[begin EXCERPTED RECORDS]

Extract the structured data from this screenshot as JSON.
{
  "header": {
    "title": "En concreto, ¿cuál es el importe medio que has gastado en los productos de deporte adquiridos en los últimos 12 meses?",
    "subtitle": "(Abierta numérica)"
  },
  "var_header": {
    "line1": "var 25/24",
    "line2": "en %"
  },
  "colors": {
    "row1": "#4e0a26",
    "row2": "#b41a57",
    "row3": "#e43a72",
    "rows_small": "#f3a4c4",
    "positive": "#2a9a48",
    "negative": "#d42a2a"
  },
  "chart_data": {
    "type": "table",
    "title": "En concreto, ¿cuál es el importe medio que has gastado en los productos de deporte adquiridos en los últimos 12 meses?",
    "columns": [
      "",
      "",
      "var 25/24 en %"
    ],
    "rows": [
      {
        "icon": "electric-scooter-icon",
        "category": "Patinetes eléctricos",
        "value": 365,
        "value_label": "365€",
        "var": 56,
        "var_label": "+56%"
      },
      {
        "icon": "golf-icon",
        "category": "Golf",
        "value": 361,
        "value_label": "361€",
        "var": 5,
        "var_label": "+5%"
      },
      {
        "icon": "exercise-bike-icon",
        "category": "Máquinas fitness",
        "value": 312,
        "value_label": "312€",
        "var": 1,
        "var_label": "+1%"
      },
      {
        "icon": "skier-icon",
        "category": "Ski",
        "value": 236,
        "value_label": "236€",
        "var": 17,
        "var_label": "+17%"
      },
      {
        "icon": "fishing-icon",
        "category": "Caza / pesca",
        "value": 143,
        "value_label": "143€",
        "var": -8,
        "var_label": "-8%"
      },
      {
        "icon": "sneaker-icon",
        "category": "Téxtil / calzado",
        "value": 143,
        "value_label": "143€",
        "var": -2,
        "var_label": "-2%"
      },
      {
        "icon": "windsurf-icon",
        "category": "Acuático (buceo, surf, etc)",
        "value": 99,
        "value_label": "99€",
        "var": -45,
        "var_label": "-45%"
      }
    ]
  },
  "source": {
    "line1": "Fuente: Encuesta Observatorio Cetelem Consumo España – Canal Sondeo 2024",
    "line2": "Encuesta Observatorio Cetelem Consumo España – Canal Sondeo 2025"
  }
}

[end EXCERPTED RECORDS]

WORK TO COMPLETE -> Find the lines that include the string "Cetelem", then copy each of them.

CORRECT RESPONSE ->
    "line1": "Fuente: Encuesta Observatorio Cetelem Consumo España – Canal Sondeo 2024",
    "line2": "Encuesta Observatorio Cetelem Consumo España – Canal Sondeo 2025"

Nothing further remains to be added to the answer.